[Set exercise] Return all of the lines below exactly as they are.

Records from a dataset
START
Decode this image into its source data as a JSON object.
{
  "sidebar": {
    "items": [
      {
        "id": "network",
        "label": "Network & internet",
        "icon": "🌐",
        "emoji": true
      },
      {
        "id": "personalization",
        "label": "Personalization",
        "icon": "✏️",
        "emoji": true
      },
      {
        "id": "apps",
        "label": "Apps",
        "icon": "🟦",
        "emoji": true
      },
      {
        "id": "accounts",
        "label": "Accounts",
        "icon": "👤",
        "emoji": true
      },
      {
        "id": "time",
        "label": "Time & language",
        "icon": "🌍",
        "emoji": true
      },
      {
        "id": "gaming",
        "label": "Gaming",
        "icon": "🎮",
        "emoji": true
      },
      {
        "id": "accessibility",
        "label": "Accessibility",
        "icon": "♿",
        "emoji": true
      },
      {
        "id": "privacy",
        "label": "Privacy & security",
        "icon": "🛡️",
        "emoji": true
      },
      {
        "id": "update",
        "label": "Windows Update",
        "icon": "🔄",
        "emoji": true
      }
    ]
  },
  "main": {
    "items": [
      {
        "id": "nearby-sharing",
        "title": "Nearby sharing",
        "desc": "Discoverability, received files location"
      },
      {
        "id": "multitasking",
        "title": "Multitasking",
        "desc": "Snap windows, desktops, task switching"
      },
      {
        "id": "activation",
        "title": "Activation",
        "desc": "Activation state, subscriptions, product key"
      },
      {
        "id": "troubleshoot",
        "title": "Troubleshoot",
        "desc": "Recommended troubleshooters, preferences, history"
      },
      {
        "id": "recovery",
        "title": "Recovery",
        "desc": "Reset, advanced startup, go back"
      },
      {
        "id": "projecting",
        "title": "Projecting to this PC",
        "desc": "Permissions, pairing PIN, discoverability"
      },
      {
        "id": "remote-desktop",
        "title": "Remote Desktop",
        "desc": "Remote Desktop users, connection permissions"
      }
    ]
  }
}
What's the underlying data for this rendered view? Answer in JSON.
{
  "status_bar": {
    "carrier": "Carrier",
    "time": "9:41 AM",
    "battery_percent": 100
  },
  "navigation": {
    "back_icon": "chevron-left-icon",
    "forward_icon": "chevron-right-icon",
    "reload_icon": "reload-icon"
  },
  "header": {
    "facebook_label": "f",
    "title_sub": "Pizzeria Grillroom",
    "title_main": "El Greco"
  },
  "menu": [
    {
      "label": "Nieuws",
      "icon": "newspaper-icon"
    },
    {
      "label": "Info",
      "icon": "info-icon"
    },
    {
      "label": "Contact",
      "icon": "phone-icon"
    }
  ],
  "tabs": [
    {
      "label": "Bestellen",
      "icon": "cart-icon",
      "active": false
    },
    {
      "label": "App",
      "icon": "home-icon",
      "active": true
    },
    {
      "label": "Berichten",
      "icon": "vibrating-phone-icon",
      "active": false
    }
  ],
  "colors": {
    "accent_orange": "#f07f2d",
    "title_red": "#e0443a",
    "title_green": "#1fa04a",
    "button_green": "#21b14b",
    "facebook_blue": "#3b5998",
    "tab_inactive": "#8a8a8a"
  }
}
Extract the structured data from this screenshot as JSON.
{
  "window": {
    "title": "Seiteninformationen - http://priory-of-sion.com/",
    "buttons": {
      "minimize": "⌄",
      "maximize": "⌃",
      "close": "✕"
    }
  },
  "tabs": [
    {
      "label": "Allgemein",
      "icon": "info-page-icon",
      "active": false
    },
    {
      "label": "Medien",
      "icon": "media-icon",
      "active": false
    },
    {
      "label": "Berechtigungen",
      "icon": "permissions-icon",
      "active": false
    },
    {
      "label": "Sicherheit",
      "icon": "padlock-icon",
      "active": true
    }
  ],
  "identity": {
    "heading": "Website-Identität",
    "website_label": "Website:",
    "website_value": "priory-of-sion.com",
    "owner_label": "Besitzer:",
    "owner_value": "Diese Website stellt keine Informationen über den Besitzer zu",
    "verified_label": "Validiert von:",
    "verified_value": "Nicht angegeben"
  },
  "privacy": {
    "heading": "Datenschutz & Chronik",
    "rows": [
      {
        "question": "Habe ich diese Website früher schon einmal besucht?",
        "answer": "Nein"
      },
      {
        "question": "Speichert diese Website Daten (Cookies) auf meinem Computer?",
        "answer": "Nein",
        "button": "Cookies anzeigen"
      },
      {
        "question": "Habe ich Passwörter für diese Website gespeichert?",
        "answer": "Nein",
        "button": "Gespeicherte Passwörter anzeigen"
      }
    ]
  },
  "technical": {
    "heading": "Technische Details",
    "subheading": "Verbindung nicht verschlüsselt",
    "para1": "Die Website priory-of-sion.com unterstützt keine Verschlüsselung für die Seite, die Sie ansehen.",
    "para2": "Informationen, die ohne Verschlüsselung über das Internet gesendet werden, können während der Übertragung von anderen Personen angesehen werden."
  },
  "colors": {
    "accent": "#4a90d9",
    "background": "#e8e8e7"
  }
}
END
[Task result]
Decode this image into its source data as a JSON object.
{
  "sidebar": {
    "items": [
      {
        "id": "network",
        "label": "Network & internet",
        "icon": "🌐",
        "emoji": true
      },
      {
        "id": "personalization",
        "label": "Personalization",
        "icon": "✏️",
        "emoji": true
      },
      {
        "id": "apps",
        "label": "Apps",
        "icon": "🟦",
        "emoji": true
      },
      {
        "id": "accounts",
        "label": "Accounts",
        "icon": "👤",
        "emoji": true
      },
      {
        "id": "time",
        "label": "Time & language",
        "icon": "🌍",
        "emoji": true
      },
      {
        "id": "gaming",
        "label": "Gaming",
        "icon": "🎮",
        "emoji": true
      },
      {
        "id": "accessibility",
        "label": "Accessibility",
        "icon": "♿",
        "emoji": true
      },
      {
        "id": "privacy",
        "label": "Privacy & security",
        "icon": "🛡️",
        "emoji": true
      },
      {
        "id": "update",
        "label": "Windows Update",
        "icon": "🔄",
        "emoji": true
      }
    ]
  },
  "main": {
    "items": [
      {
        "id": "nearby-sharing",
        "title": "Nearby sharing",
        "desc": "Discoverability, received files location"
      },
      {
        "id": "multitasking",
        "title": "Multitasking",
        "desc": "Snap windows, desktops, task switching"
      },
      {
        "id": "activation",
        "title": "Activation",
        "desc": "Activation state, subscriptions, product key"
      },
      {
        "id": "troubleshoot",
        "title": "Troubleshoot",
        "desc": "Recommended troubleshooters, preferences, history"
      },
      {
        "id": "recovery",
        "title": "Recovery",
        "desc": "Reset, advanced startup, go back"
      },
      {
        "id": "projecting",
        "title": "Projecting to this PC",
        "desc": "Permissions, pairing PIN, discoverability"
      },
      {
        "id": "remote-desktop",
        "title": "Remote Desktop",
        "desc": "Remote Desktop users, connection permissions"
      }
    ]
  }
}
What's the underlying data for this rendered view? Answer in JSON.
{
  "status_bar": {
    "carrier": "Carrier",
    "time": "9:41 AM",
    "battery_percent": 100
  },
  "navigation": {
    "back_icon": "chevron-left-icon",
    "forward_icon": "chevron-right-icon",
    "reload_icon": "reload-icon"
  },
  "header": {
    "facebook_label": "f",
    "title_sub": "Pizzeria Grillroom",
    "title_main": "El Greco"
  },
  "menu": [
    {
      "label": "Nieuws",
      "icon": "newspaper-icon"
    },
    {
      "label": "Info",
      "icon": "info-icon"
    },
    {
      "label": "Contact",
      "icon": "phone-icon"
    }
  ],
  "tabs": [
    {
      "label": "Bestellen",
      "icon": "cart-icon",
      "active": false
    },
    {
      "label": "App",
      "icon": "home-icon",
      "active": true
    },
    {
      "label": "Berichten",
      "icon": "vibrating-phone-icon",
      "active": false
    }
  ],
  "colors": {
    "accent_orange": "#f07f2d",
    "title_red": "#e0443a",
    "title_green": "#1fa04a",
    "button_green": "#21b14b",
    "facebook_blue": "#3b5998",
    "tab_inactive": "#8a8a8a"
  }
}
Extract the structured data from this screenshot as JSON.
{
  "window": {
    "title": "Seiteninformationen - http://priory-of-sion.com/",
    "buttons": {
      "minimize": "⌄",
      "maximize": "⌃",
      "close": "✕"
    }
  },
  "tabs": [
    {
      "label": "Allgemein",
      "icon": "info-page-icon",
      "active": false
    },
    {
      "label": "Medien",
      "icon": "media-icon",
      "active": false
    },
    {
      "label": "Berechtigungen",
      "icon": "permissions-icon",
      "active": false
    },
    {
      "label": "Sicherheit",
      "icon": "padlock-icon",
      "active": true
    }
  ],
  "identity": {
    "heading": "Website-Identität",
    "website_label": "Website:",
    "website_value": "priory-of-sion.com",
    "owner_label": "Besitzer:",
    "owner_value": "Diese Website stellt keine Informationen über den Besitzer zu",
    "verified_label": "Validiert von:",
    "verified_value": "Nicht angegeben"
  },
  "privacy": {
    "heading": "Datenschutz & Chronik",
    "rows": [
      {
        "question": "Habe ich diese Website früher schon einmal besucht?",
        "answer": "Nein"
      },
      {
        "question": "Speichert diese Website Daten (Cookies) auf meinem Computer?",
        "answer": "Nein",
        "button": "Cookies anzeigen"
      },
      {
        "question": "Habe ich Passwörter für diese Website gespeichert?",
        "answer": "Nein",
        "button": "Gespeicherte Passwörter anzeigen"
      }
    ]
  },
  "technical": {
    "heading": "Technische Details",
    "subheading": "Verbindung nicht verschlüsselt",
    "para1": "Die Website priory-of-sion.com unterstützt keine Verschlüsselung für die Seite, die Sie ansehen.",
    "para2": "Informationen, die ohne Verschlüsselung über das Internet gesendet werden, können während der Übertragung von anderen Personen angesehen werden."
  },
  "colors": {
    "accent": "#4a90d9",
    "background": "#e8e8e7"
  }
}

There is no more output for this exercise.